YOUR OBJECTIVE ▸ Write out all of the entries exactly as given.

# Start of ROWS

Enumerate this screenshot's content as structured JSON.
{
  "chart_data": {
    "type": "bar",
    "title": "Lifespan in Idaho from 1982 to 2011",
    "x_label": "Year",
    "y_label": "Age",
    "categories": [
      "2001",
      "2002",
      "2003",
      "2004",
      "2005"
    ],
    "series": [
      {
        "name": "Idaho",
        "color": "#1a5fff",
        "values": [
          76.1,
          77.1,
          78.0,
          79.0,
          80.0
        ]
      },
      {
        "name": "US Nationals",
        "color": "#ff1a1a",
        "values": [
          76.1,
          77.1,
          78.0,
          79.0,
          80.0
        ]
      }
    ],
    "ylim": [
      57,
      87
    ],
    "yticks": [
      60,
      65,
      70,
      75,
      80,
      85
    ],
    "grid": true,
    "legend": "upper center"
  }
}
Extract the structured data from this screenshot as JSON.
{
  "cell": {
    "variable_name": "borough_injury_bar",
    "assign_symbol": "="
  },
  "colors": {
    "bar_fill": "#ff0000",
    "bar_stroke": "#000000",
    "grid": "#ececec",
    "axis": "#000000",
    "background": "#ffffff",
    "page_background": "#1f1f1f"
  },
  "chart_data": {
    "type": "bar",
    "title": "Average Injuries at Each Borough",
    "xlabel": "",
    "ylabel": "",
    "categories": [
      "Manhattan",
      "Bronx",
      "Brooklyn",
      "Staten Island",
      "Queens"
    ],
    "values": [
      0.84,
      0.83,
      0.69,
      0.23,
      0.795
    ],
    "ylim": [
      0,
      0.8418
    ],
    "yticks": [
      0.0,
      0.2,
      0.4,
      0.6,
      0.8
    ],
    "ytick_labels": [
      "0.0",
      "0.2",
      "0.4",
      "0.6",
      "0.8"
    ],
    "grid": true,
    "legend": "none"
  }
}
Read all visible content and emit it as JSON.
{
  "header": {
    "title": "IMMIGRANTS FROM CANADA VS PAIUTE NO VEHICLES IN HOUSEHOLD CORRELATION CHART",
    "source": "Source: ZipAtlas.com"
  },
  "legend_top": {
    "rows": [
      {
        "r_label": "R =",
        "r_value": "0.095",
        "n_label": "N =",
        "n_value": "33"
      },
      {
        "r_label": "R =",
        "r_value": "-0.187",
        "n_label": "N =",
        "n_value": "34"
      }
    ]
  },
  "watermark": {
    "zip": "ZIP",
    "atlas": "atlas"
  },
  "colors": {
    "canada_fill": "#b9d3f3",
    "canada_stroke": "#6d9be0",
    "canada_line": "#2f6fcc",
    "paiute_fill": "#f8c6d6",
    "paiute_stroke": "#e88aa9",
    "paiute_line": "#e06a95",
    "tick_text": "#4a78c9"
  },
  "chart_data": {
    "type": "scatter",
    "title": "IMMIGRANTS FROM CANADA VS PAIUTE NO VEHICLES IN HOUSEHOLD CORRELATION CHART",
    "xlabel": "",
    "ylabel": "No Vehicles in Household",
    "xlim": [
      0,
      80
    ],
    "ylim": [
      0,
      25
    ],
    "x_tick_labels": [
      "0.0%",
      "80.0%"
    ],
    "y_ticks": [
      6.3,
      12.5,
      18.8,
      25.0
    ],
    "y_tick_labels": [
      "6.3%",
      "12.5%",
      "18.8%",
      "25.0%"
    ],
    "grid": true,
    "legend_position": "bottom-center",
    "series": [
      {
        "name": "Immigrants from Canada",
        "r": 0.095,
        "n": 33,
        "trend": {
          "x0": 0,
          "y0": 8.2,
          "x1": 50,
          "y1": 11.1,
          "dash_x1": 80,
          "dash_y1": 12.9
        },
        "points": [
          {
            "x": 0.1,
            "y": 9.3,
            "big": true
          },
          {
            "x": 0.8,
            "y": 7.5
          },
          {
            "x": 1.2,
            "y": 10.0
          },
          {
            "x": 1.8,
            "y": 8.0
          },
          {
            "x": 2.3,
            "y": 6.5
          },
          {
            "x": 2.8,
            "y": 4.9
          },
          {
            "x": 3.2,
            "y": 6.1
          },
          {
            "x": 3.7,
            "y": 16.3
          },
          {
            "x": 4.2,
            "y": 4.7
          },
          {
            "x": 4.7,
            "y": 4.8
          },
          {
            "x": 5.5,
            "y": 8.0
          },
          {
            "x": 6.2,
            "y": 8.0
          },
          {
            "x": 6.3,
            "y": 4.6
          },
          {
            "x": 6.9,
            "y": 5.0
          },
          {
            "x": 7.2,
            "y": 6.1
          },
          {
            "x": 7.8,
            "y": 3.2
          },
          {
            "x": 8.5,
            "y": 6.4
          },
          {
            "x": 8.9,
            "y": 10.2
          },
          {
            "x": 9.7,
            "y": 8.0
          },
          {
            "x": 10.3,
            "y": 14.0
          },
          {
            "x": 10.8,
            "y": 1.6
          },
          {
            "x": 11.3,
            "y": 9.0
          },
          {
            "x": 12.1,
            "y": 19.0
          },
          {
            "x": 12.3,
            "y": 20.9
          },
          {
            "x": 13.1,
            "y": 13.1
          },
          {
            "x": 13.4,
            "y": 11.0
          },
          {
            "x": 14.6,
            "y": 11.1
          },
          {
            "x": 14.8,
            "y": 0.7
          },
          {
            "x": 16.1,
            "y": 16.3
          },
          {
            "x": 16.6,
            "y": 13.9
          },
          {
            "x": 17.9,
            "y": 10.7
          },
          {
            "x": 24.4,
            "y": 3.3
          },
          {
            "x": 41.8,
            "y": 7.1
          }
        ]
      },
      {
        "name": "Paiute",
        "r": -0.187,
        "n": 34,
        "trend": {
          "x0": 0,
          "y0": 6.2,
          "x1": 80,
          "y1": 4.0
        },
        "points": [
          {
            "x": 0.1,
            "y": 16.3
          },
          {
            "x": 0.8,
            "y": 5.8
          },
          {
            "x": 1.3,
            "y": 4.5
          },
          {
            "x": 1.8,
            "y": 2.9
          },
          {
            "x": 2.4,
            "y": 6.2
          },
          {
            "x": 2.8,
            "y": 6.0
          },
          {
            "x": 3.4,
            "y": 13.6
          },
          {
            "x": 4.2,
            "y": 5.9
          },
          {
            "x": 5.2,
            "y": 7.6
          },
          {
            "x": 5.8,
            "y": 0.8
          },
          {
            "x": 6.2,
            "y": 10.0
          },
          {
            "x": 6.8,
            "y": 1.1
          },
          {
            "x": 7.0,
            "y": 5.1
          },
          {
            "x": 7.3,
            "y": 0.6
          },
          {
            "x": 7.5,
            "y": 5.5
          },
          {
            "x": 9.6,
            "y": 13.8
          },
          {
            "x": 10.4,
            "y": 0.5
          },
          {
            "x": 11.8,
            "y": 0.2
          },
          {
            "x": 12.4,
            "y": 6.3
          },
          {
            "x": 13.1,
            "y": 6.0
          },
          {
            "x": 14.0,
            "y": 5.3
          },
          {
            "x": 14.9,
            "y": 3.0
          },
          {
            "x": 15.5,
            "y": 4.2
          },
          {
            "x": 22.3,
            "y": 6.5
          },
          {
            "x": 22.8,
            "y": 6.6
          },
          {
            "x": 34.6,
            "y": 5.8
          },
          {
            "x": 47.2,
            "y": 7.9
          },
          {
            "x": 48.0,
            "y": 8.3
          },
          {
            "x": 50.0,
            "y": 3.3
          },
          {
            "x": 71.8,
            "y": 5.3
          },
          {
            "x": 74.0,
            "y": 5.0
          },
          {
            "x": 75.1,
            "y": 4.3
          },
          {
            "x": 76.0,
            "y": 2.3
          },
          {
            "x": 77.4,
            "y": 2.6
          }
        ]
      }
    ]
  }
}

# End of ROWS

EXERCISE OUTPUT ▸
Enumerate this screenshot's content as structured JSON.
{
  "chart_data": {
    "type": "bar",
    "title": "Lifespan in Idaho from 1982 to 2011",
    "x_label": "Year",
    "y_label": "Age",
    "categories": [
      "2001",
      "2002",
      "2003",
      "2004",
      "2005"
    ],
    "series": [
      {
        "name": "Idaho",
        "color": "#1a5fff",
        "values": [
          76.1,
          77.1,
          78.0,
          79.0,
          80.0
        ]
      },
      {
        "name": "US Nationals",
        "color": "#ff1a1a",
        "values": [
          76.1,
          77.1,
          78.0,
          79.0,
          80.0
        ]
      }
    ],
    "ylim": [
      57,
      87
    ],
    "yticks": [
      60,
      65,
      70,
      75,
      80,
      85
    ],
    "grid": true,
    "legend": "upper center"
  }
}
Extract the structured data from this screenshot as JSON.
{
  "cell": {
    "variable_name": "borough_injury_bar",
    "assign_symbol": "="
  },
  "colors": {
    "bar_fill": "#ff0000",
    "bar_stroke": "#000000",
    "grid": "#ececec",
    "axis": "#000000",
    "background": "#ffffff",
    "page_background": "#1f1f1f"
  },
  "chart_data": {
    "type": "bar",
    "title": "Average Injuries at Each Borough",
    "xlabel": "",
    "ylabel": "",
    "categories": [
      "Manhattan",
      "Bronx",
      "Brooklyn",
      "Staten Island",
      "Queens"
    ],
    "values": [
      0.84,
      0.83,
      0.69,
      0.23,
      0.795
    ],
    "ylim": [
      0,
      0.8418
    ],
    "yticks": [
      0.0,
      0.2,
      0.4,
      0.6,
      0.8
    ],
    "ytick_labels": [
      "0.0",
      "0.2",
      "0.4",
      "0.6",
      "0.8"
    ],
    "grid": true,
    "legend": "none"
  }
}
Read all visible content and emit it as JSON.
{
  "header": {
    "title": "IMMIGRANTS FROM CANADA VS PAIUTE NO VEHICLES IN HOUSEHOLD CORRELATION CHART",
    "source": "Source: ZipAtlas.com"
  },
  "legend_top": {
    "rows": [
      {
        "r_label": "R =",
        "r_value": "0.095",
        "n_label": "N =",
        "n_value": "33"
      },
      {
        "r_label": "R =",
        "r_value": "-0.187",
        "n_label": "N =",
        "n_value": "34"
      }
    ]
  },
  "watermark": {
    "zip": "ZIP",
    "atlas": "atlas"
  },
  "colors": {
    "canada_fill": "#b9d3f3",
    "canada_stroke": "#6d9be0",
    "canada_line": "#2f6fcc",
    "paiute_fill": "#f8c6d6",
    "paiute_stroke": "#e88aa9",
    "paiute_line": "#e06a95",
    "tick_text": "#4a78c9"
  },
  "chart_data": {
    "type": "scatter",
    "title": "IMMIGRANTS FROM CANADA VS PAIUTE NO VEHICLES IN HOUSEHOLD CORRELATION CHART",
    "xlabel": "",
    "ylabel": "No Vehicles in Household",
    "xlim": [
      0,
      80
    ],
    "ylim": [
      0,
      25
    ],
    "x_tick_labels": [
      "0.0%",
      "80.0%"
    ],
    "y_ticks": [
      6.3,
      12.5,
      18.8,
      25.0
    ],
    "y_tick_labels": [
      "6.3%",
      "12.5%",
      "18.8%",
      "25.0%"
    ],
    "grid": true,
    "legend_position": "bottom-center",
    "series": [
      {
        "name": "Immigrants from Canada",
        "r": 0.095,
        "n": 33,
        "trend": {
          "x0": 0,
          "y0": 8.2,
          "x1": 50,
          "y1": 11.1,
          "dash_x1": 80,
          "dash_y1": 12.9
        },
        "points": [
          {
            "x": 0.1,
            "y": 9.3,
            "big": true
          },
          {
            "x": 0.8,
            "y": 7.5
          },
          {
            "x": 1.2,
            "y": 10.0
          },
          {
            "x": 1.8,
            "y": 8.0
          },
          {
            "x": 2.3,
            "y": 6.5
          },
          {
            "x": 2.8,
            "y": 4.9
          },
          {
            "x": 3.2,
            "y": 6.1
          },
          {
            "x": 3.7,
            "y": 16.3
          },
          {
            "x": 4.2,
            "y": 4.7
          },
          {
            "x": 4.7,
            "y": 4.8
          },
          {
            "x": 5.5,
            "y": 8.0
          },
          {
            "x": 6.2,
            "y": 8.0
          },
          {
            "x": 6.3,
            "y": 4.6
          },
          {
            "x": 6.9,
            "y": 5.0
          },
          {
            "x": 7.2,
            "y": 6.1
          },
          {
            "x": 7.8,
            "y": 3.2
          },
          {
            "x": 8.5,
            "y": 6.4
          },
          {
            "x": 8.9,
            "y": 10.2
          },
          {
            "x": 9.7,
            "y": 8.0
          },
          {
            "x": 10.3,
            "y": 14.0
          },
          {
            "x": 10.8,
            "y": 1.6
          },
          {
            "x": 11.3,
            "y": 9.0
          },
          {
            "x": 12.1,
            "y": 19.0
          },
          {
            "x": 12.3,
            "y": 20.9
          },
          {
            "x": 13.1,
            "y": 13.1
          },
          {
            "x": 13.4,
            "y": 11.0
          },
          {
            "x": 14.6,
            "y": 11.1
          },
          {
            "x": 14.8,
            "y": 0.7
          },
          {
            "x": 16.1,
            "y": 16.3
          },
          {
            "x": 16.6,
            "y": 13.9
          },
          {
            "x": 17.9,
            "y": 10.7
          },
          {
            "x": 24.4,
            "y": 3.3
          },
          {
            "x": 41.8,
            "y": 7.1
          }
        ]
      },
      {
        "name": "Paiute",
        "r": -0.187,
        "n": 34,
        "trend": {
          "x0": 0,
          "y0": 6.2,
          "x1": 80,
          "y1": 4.0
        },
        "points": [
          {
            "x": 0.1,
            "y": 16.3
          },
          {
            "x": 0.8,
            "y": 5.8
          },
          {
            "x": 1.3,
            "y": 4.5
          },
          {
            "x": 1.8,
            "y": 2.9
          },
          {
            "x": 2.4,
            "y": 6.2
          },
          {
            "x": 2.8,
            "y": 6.0
          },
          {
            "x": 3.4,
            "y": 13.6
          },
          {
            "x": 4.2,
            "y": 5.9
          },
          {
            "x": 5.2,
            "y": 7.6
          },
          {
            "x": 5.8,
            "y": 0.8
          },
          {
            "x": 6.2,
            "y": 10.0
          },
          {
            "x": 6.8,
            "y": 1.1
          },
          {
            "x": 7.0,
            "y": 5.1
          },
          {
            "x": 7.3,
            "y": 0.6
          },
          {
            "x": 7.5,
            "y": 5.5
          },
          {
            "x": 9.6,
            "y": 13.8
          },
          {
            "x": 10.4,
            "y": 0.5
          },
          {
            "x": 11.8,
            "y": 0.2
          },
          {
            "x": 12.4,
            "y": 6.3
          },
          {
            "x": 13.1,
            "y": 6.0
          },
          {
            "x": 14.0,
            "y": 5.3
          },
          {
            "x": 14.9,
            "y": 3.0
          },
          {
            "x": 15.5,
            "y": 4.2
          },
          {
            "x": 22.3,
            "y": 6.5
          },
          {
            "x": 22.8,
            "y": 6.6
          },
          {
            "x": 34.6,
            "y": 5.8
          },
          {
            "x": 47.2,
            "y": 7.9
          },
          {
            "x": 48.0,
            "y": 8.3
          },
          {
            "x": 50.0,
            "y": 3.3
          },
          {
            "x": 71.8,
            "y": 5.3
          },
          {
            "x": 74.0,
            "y": 5.0
          },
          {
            "x": 75.1,
            "y": 4.3
          },
          {
            "x": 76.0,
            "y": 2.3
          },
          {
            "x": 77.4,
            "y": 2.6
          }
        ]
      }
    ]
  }
}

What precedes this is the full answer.